Request — The exercise asks you to copy every line below in which "Company" appears.

[Lines of data]
_ _ _ _ _ _ _

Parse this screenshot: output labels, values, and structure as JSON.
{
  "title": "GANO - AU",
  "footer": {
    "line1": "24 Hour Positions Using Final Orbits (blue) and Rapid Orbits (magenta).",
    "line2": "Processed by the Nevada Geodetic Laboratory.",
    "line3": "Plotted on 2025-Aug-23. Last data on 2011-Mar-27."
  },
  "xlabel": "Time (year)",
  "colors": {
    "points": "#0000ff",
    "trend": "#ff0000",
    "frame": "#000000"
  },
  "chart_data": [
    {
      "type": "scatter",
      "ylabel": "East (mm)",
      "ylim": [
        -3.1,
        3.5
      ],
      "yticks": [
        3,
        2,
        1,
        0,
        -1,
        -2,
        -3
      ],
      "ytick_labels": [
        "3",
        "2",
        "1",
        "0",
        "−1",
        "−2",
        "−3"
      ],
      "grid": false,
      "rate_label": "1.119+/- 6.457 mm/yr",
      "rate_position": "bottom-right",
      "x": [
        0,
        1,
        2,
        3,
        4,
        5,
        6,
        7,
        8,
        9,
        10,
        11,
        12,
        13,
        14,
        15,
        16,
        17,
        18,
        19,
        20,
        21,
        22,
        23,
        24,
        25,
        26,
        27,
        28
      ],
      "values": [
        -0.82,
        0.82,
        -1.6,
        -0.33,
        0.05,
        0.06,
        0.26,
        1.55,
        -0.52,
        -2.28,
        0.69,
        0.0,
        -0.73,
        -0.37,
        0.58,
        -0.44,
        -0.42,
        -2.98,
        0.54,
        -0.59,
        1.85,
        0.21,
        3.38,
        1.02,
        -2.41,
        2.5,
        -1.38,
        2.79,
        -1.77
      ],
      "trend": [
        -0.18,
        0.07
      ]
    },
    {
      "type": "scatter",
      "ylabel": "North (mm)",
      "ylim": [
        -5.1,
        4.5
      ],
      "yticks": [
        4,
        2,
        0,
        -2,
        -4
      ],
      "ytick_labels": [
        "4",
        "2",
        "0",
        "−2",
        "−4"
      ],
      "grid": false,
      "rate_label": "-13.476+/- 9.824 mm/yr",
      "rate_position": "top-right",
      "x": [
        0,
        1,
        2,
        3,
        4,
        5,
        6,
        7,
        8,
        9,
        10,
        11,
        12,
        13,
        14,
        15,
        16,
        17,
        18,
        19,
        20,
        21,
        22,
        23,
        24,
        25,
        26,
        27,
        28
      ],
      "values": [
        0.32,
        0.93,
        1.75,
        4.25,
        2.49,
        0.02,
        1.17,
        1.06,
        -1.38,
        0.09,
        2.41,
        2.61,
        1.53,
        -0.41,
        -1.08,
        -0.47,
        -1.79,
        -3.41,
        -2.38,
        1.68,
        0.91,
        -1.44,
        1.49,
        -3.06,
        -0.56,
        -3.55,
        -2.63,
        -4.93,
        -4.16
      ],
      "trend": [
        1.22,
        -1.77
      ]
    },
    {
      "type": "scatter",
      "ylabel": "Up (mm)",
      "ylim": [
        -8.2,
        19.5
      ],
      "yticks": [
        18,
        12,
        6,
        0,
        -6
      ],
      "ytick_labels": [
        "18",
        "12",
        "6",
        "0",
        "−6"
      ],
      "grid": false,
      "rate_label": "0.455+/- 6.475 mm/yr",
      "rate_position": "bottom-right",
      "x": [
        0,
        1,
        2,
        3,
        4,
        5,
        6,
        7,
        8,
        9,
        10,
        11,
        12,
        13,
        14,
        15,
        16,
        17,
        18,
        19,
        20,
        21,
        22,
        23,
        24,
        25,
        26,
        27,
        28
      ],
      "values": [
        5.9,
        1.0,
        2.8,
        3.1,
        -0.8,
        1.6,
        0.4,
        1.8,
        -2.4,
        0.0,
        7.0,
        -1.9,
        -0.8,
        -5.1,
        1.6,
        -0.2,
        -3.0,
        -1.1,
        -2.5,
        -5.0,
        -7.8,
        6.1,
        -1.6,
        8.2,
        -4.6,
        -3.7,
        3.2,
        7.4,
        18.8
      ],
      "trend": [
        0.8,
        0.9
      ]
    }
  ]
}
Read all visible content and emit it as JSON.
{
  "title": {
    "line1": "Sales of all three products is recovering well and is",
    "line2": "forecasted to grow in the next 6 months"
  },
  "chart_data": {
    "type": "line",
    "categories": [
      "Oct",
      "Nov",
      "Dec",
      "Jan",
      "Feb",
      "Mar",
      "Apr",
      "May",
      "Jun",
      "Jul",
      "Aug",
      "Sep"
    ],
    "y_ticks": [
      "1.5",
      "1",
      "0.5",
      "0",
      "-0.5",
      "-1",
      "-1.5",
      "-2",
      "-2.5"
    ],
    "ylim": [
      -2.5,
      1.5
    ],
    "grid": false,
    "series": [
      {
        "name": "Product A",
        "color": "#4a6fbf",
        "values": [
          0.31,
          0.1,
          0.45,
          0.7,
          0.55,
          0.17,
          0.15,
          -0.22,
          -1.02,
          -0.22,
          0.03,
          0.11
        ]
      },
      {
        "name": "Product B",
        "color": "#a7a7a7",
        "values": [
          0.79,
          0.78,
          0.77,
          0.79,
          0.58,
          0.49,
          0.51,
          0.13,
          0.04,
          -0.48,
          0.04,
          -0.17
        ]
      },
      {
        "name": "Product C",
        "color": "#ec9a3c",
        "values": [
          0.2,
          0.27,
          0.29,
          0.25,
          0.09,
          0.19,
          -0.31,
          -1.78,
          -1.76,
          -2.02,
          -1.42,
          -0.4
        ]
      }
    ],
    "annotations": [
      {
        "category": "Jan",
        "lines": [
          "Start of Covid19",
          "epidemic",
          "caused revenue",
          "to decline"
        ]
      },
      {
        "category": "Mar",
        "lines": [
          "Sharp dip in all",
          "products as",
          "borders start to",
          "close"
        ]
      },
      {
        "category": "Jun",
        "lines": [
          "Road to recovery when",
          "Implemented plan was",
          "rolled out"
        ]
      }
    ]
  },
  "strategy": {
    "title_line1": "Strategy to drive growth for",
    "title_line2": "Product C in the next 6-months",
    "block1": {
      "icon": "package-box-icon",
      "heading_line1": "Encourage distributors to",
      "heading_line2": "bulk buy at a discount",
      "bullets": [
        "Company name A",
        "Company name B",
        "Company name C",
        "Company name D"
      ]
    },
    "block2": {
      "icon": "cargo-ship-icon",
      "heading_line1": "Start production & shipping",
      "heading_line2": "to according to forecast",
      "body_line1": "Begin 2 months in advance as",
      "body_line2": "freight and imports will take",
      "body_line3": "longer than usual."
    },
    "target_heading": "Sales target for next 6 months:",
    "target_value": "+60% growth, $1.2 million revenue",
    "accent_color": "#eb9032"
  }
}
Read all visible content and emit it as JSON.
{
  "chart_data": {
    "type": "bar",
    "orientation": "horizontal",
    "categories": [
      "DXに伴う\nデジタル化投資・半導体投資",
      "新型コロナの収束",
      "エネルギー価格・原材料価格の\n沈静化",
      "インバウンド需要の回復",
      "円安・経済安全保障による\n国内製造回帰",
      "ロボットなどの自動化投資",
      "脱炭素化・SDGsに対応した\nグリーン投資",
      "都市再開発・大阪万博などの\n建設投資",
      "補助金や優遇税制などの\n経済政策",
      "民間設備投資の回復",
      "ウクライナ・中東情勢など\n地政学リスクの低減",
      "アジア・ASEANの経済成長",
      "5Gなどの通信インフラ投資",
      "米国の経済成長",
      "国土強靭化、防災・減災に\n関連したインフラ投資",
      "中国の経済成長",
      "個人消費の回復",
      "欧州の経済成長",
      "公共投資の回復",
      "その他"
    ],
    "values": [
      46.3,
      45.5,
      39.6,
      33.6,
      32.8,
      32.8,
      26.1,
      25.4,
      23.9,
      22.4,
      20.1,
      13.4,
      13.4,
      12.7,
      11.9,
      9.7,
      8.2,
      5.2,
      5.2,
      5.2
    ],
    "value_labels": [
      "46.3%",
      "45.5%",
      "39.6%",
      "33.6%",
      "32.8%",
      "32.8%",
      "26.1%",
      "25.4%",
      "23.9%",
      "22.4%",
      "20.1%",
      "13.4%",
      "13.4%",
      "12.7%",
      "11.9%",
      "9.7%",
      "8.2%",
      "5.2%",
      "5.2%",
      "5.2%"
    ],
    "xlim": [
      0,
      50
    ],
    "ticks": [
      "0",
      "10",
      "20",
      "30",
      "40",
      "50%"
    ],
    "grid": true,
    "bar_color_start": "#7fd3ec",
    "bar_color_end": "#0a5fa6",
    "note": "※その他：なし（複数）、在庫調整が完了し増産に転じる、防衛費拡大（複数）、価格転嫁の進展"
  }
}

_ _ _ _ _ _ _

Exercise response —
        "Company name A",
        "Company name B",
        "Company name C",
        "Company name D"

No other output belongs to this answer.